*THE PROBLEM*. The required output is the exact sequence of lines from the line holding "Read all visible content and emit it as JSON." to the end of the records, inclusive.

*Records from a collection of figures*.
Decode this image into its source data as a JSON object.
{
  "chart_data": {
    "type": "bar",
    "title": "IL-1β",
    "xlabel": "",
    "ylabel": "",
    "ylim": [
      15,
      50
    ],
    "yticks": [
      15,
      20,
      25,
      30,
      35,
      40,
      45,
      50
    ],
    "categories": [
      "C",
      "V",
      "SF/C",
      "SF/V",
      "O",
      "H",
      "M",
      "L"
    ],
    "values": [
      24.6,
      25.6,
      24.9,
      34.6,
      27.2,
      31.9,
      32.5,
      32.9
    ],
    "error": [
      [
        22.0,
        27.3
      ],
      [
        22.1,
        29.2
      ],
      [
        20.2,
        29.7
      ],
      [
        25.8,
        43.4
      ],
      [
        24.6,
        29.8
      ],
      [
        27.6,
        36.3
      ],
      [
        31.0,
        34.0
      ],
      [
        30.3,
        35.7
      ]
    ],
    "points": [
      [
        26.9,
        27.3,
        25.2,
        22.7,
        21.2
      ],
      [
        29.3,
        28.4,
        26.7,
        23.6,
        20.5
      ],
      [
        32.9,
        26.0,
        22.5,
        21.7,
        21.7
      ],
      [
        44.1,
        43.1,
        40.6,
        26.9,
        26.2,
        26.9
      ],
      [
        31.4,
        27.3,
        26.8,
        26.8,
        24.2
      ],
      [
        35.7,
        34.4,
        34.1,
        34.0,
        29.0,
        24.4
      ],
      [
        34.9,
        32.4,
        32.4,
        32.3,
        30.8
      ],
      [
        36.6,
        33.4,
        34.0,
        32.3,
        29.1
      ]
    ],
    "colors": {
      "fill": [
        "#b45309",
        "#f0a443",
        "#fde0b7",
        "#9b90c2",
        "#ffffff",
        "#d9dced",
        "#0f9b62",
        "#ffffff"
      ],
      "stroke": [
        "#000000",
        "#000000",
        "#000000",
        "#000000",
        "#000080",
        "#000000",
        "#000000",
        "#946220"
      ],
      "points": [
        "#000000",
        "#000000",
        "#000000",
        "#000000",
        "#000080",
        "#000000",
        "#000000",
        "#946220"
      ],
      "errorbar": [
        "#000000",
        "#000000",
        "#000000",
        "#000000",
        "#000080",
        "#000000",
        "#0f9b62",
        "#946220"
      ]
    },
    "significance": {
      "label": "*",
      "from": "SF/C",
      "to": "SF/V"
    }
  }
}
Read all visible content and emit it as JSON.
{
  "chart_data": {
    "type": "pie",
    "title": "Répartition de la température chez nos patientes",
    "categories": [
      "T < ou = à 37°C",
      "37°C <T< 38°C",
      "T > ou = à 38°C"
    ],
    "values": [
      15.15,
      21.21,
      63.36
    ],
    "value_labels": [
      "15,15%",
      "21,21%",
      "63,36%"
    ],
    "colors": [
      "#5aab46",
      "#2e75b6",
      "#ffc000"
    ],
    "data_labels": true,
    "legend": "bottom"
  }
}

*RESPONSE TO THIS EXERCISE*.
Read all visible content and emit it as JSON.
{
  "chart_data": {
    "type": "pie",
    "title": "Répartition de la température chez nos patientes",
    "categories": [
      "T < ou = à 37°C",
      "37°C <T< 38°C",
      "T > ou = à 38°C"
    ],
    "values": [
      15.15,
      21.21,
      63.36
    ],
    "value_labels": [
      "15,15%",
      "21,21%",
      "63,36%"
    ],
    "colors": [
      "#5aab46",
      "#2e75b6",
      "#ffc000"
    ],
    "data_labels": true,
    "legend": "bottom"
  }
}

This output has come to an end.